**THE TASK**
Copy out every line that contains "Noisy".

**DATASET EXTRACT**
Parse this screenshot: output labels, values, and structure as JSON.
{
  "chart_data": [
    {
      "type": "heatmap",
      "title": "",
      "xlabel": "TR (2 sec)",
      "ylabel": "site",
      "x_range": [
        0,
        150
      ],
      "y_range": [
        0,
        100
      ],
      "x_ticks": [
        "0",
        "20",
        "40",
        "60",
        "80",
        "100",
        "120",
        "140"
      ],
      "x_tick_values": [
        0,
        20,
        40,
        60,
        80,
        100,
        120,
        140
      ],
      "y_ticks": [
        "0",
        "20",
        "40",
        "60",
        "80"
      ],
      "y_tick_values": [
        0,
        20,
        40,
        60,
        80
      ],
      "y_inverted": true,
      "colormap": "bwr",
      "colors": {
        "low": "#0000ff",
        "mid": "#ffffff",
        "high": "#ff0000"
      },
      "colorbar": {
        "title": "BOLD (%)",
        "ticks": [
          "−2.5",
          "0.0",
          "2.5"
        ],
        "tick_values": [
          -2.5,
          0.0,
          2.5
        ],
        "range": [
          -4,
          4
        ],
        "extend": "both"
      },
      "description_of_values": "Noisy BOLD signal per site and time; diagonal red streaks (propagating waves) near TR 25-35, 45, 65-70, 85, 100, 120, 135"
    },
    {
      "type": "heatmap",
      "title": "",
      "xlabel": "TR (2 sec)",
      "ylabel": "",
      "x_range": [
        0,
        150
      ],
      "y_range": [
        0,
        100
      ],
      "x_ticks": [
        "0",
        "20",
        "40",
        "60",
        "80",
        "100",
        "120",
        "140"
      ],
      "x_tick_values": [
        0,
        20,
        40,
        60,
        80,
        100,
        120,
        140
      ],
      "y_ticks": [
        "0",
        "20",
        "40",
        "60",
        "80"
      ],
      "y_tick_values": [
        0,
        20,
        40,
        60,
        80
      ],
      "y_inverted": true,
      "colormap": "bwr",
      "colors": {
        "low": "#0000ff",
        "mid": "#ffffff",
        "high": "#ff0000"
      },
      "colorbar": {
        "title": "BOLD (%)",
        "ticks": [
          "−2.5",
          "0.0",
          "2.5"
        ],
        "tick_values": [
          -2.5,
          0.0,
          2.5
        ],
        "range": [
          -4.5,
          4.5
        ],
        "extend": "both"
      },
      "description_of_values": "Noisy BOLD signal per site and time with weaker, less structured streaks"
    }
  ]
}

**THE RESULT**
      "description_of_values": "Noisy BOLD signal per site and time; diagonal red streaks (propagating waves) near TR 25-35, 45, 65-70, 85, 100, 120, 135"
      "description_of_values": "Noisy BOLD signal per site and time with weaker, less structured streaks"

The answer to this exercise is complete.